─── Records shown

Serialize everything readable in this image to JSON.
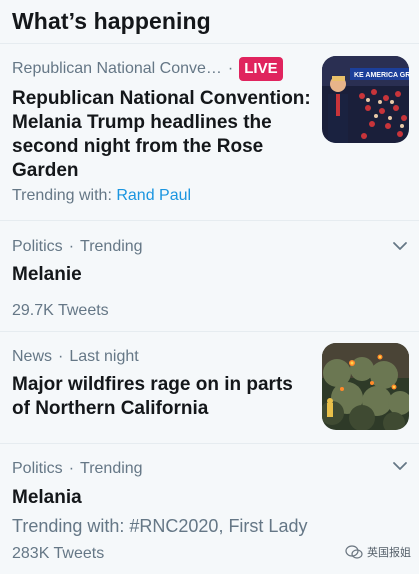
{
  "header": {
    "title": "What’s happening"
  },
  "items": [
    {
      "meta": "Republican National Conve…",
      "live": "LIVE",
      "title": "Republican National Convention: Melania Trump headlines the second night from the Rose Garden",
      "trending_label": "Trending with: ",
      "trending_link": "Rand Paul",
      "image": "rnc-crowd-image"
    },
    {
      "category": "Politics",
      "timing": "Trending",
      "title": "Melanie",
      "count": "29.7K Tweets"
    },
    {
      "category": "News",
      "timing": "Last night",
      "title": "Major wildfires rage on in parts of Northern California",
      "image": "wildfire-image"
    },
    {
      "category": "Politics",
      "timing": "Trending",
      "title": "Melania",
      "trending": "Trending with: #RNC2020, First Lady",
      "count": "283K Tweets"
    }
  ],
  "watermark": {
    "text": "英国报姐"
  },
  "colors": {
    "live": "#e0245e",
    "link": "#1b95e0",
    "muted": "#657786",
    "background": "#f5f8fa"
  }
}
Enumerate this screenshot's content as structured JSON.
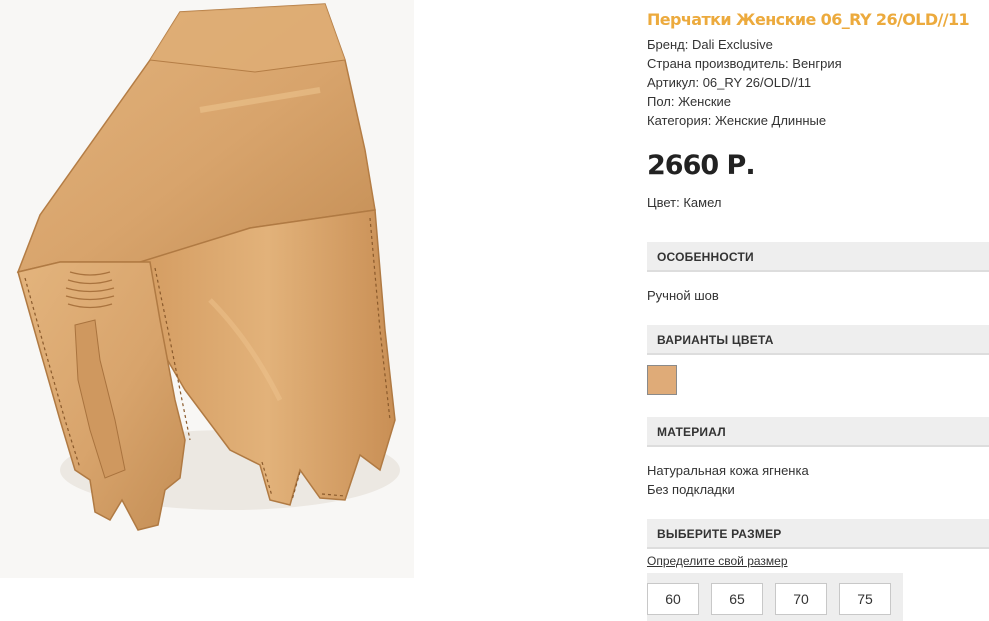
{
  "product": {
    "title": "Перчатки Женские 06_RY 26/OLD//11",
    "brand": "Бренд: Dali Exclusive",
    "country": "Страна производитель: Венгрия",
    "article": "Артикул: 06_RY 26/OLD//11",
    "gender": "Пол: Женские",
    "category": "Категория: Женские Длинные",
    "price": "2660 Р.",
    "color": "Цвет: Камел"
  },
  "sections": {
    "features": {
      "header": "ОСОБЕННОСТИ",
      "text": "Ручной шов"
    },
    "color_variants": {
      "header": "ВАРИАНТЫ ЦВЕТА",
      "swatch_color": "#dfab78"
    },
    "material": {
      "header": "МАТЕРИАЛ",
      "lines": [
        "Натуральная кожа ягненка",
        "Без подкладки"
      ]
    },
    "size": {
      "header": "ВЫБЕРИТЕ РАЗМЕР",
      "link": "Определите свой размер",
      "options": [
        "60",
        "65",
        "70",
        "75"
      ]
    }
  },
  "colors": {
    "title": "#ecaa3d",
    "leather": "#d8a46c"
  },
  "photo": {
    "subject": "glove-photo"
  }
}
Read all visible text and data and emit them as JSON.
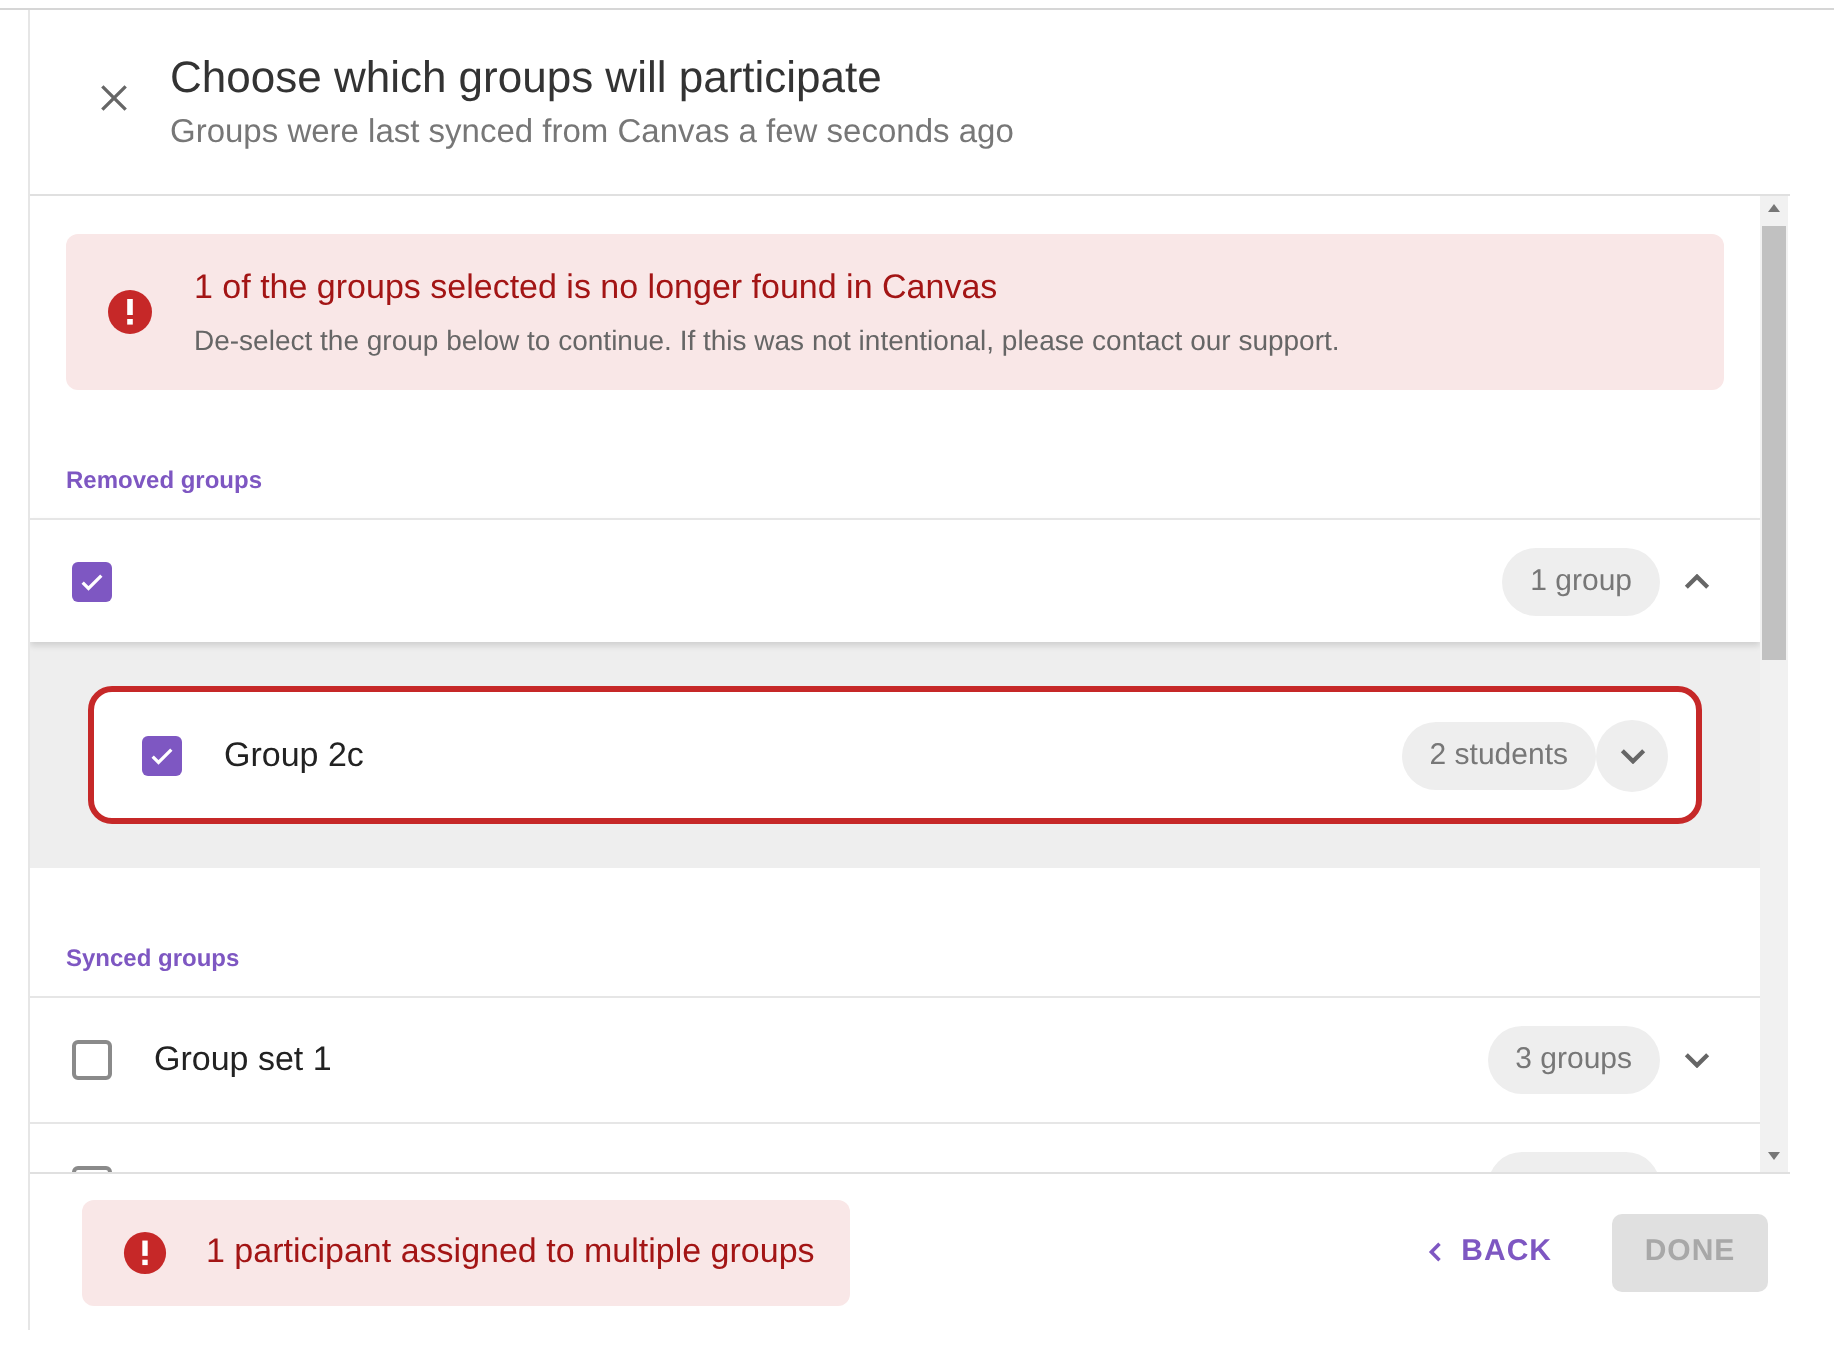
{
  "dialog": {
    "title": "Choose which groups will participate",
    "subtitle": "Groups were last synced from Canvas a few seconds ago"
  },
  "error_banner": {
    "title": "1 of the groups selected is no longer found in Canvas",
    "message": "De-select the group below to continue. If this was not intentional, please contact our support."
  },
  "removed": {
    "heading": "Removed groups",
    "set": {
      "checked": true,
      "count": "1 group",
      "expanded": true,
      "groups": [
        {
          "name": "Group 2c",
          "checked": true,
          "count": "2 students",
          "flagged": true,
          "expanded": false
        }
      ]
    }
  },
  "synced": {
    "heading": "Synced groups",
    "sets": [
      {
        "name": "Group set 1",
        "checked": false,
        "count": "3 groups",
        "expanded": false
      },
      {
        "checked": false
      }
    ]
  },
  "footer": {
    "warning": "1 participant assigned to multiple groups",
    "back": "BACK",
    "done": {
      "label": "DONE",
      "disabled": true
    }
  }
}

──────

◆ **What is being asked**
Reproduce the entries above word for word. Pictures stay out.

◆ **Answer**
Serialize everything readable in this image to JSON.
{
  "header": {
    "title": "What’s happening"
  },
  "items": [
    {
      "meta": "Republican National Conve…",
      "live": "LIVE",
      "title": "Republican National Convention: Melania Trump headlines the second night from the Rose Garden",
      "trending_label": "Trending with: ",
      "trending_link": "Rand Paul",
      "image": "rnc-crowd-image"
    },
    {
      "category": "Politics",
      "timing": "Trending",
      "title": "Melanie",
      "count": "29.7K Tweets"
    },
    {
      "category": "News",
      "timing": "Last night",
      "title": "Major wildfires rage on in parts of Northern California",
      "image": "wildfire-image"
    },
    {
      "category": "Politics",
      "timing": "Trending",
      "title": "Melania",
      "trending": "Trending with: #RNC2020, First Lady",
      "count": "283K Tweets"
    }
  ],
  "watermark": {
    "text": "英国报姐"
  },
  "colors": {
    "live": "#e0245e",
    "link": "#1b95e0",
    "muted": "#657786",
    "background": "#f5f8fa"
  }
}
Enumerate this screenshot's content as structured JSON.
{
  "product": {
    "title": "Перчатки Женские 06_RY 26/OLD//11",
    "brand": "Бренд: Dali Exclusive",
    "country": "Страна производитель: Венгрия",
    "article": "Артикул: 06_RY 26/OLD//11",
    "gender": "Пол: Женские",
    "category": "Категория: Женские Длинные",
    "price": "2660 Р.",
    "color": "Цвет: Камел"
  },
  "sections": {
    "features": {
      "header": "ОСОБЕННОСТИ",
      "text": "Ручной шов"
    },
    "color_variants": {
      "header": "ВАРИАНТЫ ЦВЕТА",
      "swatch_color": "#dfab78"
    },
    "material": {
      "header": "МАТЕРИАЛ",
      "lines": [
        "Натуральная кожа ягненка",
        "Без подкладки"
      ]
    },
    "size": {
      "header": "ВЫБЕРИТЕ РАЗМЕР",
      "link": "Определите свой размер",
      "options": [
        "60",
        "65",
        "70",
        "75"
      ]
    }
  },
  "colors": {
    "title": "#ecaa3d",
    "leather": "#d8a46c"
  },
  "photo": {
    "subject": "glove-photo"
  }
}
Read all visible text and data and emit them as JSON.
{
  "dialog": {
    "title": "Choose which groups will participate",
    "subtitle": "Groups were last synced from Canvas a few seconds ago"
  },
  "error_banner": {
    "title": "1 of the groups selected is no longer found in Canvas",
    "message": "De-select the group below to continue. If this was not intentional, please contact our support."
  },
  "removed": {
    "heading": "Removed groups",
    "set": {
      "checked": true,
      "count": "1 group",
      "expanded": true,
      "groups": [
        {
          "name": "Group 2c",
          "checked": true,
          "count": "2 students",
          "flagged": true,
          "expanded": false
        }
      ]
    }
  },
  "synced": {
    "heading": "Synced groups",
    "sets": [
      {
        "name": "Group set 1",
        "checked": false,
        "count": "3 groups",
        "expanded": false
      },
      {
        "checked": false
      }
    ]
  },
  "footer": {
    "warning": "1 participant assigned to multiple groups",
    "back": "BACK",
    "done": {
      "label": "DONE",
      "disabled": true
    }
  }
}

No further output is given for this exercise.